-- START OF EXTRACTED RECORDS --
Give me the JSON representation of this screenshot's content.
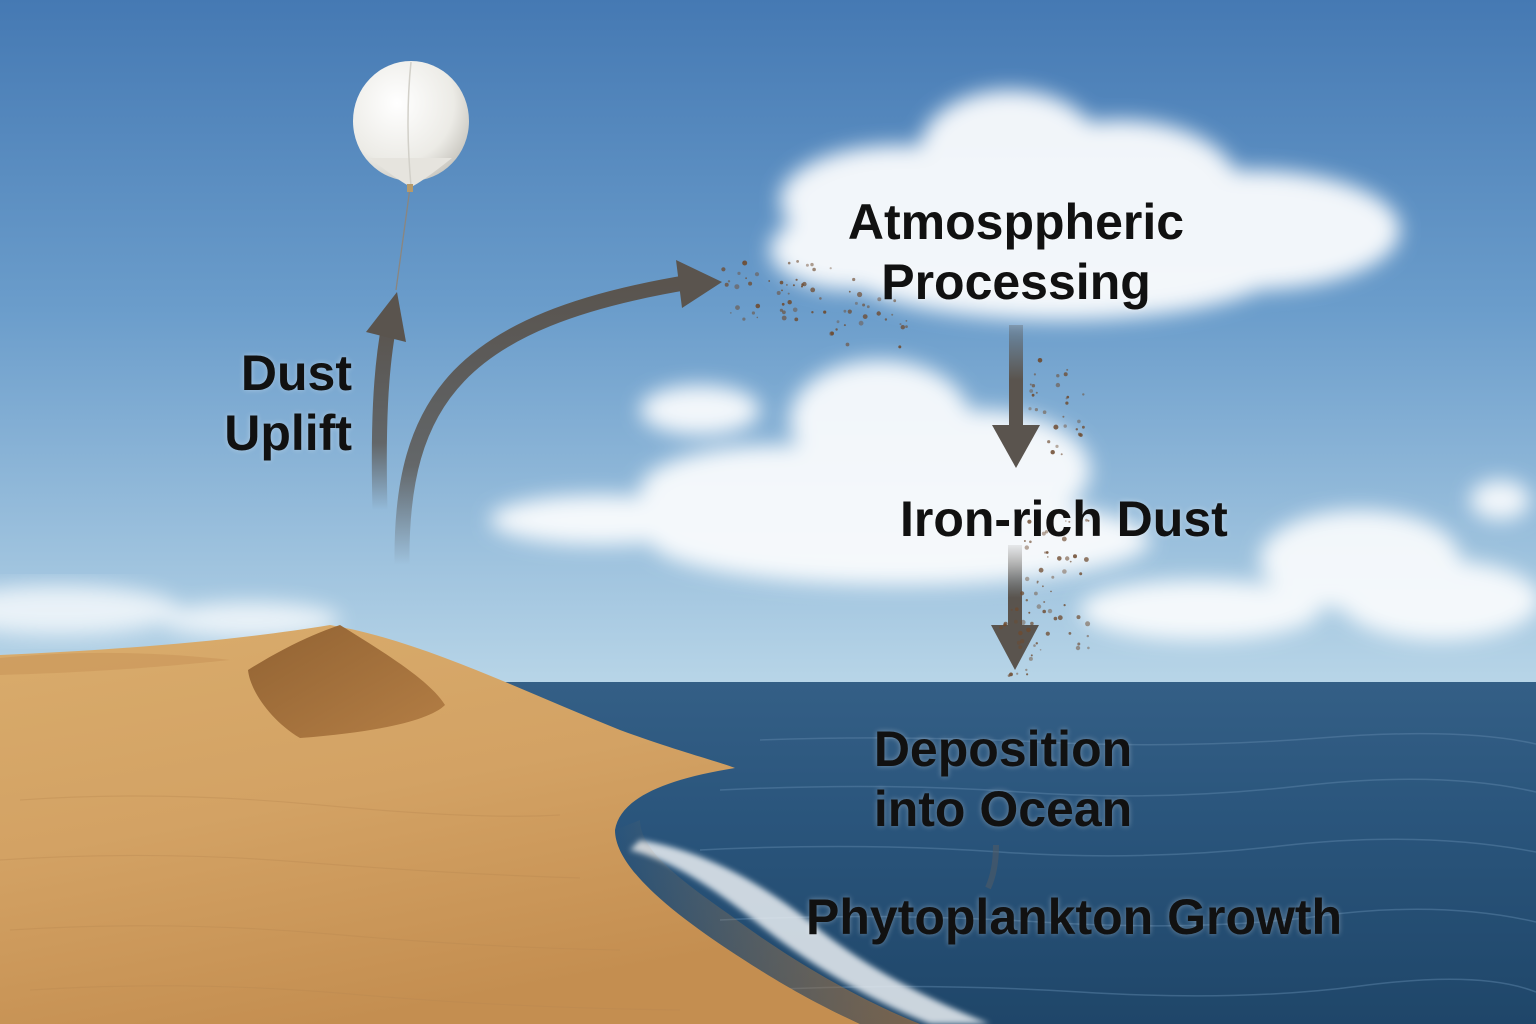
{
  "labels": {
    "dust_uplift": {
      "line1": "Dust",
      "line2": "Uplift"
    },
    "atmospheric_processing": {
      "line1": "Atmosppheric",
      "line2": "Processing"
    },
    "iron_rich_dust": "Iron-rich Dust",
    "deposition": {
      "line1": "Deposition",
      "line2": "into Ocean"
    },
    "phytoplankton": "Phytoplankton Growth"
  },
  "colors": {
    "sky_top": "#4a80b8",
    "sky_horizon": "#b5d3e6",
    "ocean_top": "#2f5f8a",
    "ocean_bottom": "#1d4568",
    "sand_light": "#e0b878",
    "sand_dark": "#b88245",
    "arrow": "#5a544e",
    "text": "#111111"
  }
}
-- END OF EXTRACTED RECORDS --
## TASK DETAILS
Without the pictures, write out the whole listing above exactly as it appears.

## TASK RESPONSE
Give me the JSON representation of this screenshot's content.
{
  "labels": {
    "dust_uplift": {
      "line1": "Dust",
      "line2": "Uplift"
    },
    "atmospheric_processing": {
      "line1": "Atmosppheric",
      "line2": "Processing"
    },
    "iron_rich_dust": "Iron-rich Dust",
    "deposition": {
      "line1": "Deposition",
      "line2": "into Ocean"
    },
    "phytoplankton": "Phytoplankton Growth"
  },
  "colors": {
    "sky_top": "#4a80b8",
    "sky_horizon": "#b5d3e6",
    "ocean_top": "#2f5f8a",
    "ocean_bottom": "#1d4568",
    "sand_light": "#e0b878",
    "sand_dark": "#b88245",
    "arrow": "#5a544e",
    "text": "#111111"
  }
}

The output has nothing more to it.